● Goal of the exercise
Restate the records below word for word.

===

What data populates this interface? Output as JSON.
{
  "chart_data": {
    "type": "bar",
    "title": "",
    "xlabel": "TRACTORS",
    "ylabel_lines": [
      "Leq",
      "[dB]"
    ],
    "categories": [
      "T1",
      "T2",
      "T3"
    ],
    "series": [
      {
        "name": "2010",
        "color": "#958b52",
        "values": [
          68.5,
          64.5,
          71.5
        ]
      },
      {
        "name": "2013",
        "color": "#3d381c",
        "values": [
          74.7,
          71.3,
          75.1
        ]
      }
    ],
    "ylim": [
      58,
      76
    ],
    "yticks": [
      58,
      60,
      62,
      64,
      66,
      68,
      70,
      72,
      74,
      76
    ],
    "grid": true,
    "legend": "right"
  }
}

===

● Result of the exercise
What data populates this interface? Output as JSON.
{
  "chart_data": {
    "type": "bar",
    "title": "",
    "xlabel": "TRACTORS",
    "ylabel_lines": [
      "Leq",
      "[dB]"
    ],
    "categories": [
      "T1",
      "T2",
      "T3"
    ],
    "series": [
      {
        "name": "2010",
        "color": "#958b52",
        "values": [
          68.5,
          64.5,
          71.5
        ]
      },
      {
        "name": "2013",
        "color": "#3d381c",
        "values": [
          74.7,
          71.3,
          75.1
        ]
      }
    ],
    "ylim": [
      58,
      76
    ],
    "yticks": [
      58,
      60,
      62,
      64,
      66,
      68,
      70,
      72,
      74,
      76
    ],
    "grid": true,
    "legend": "right"
  }
}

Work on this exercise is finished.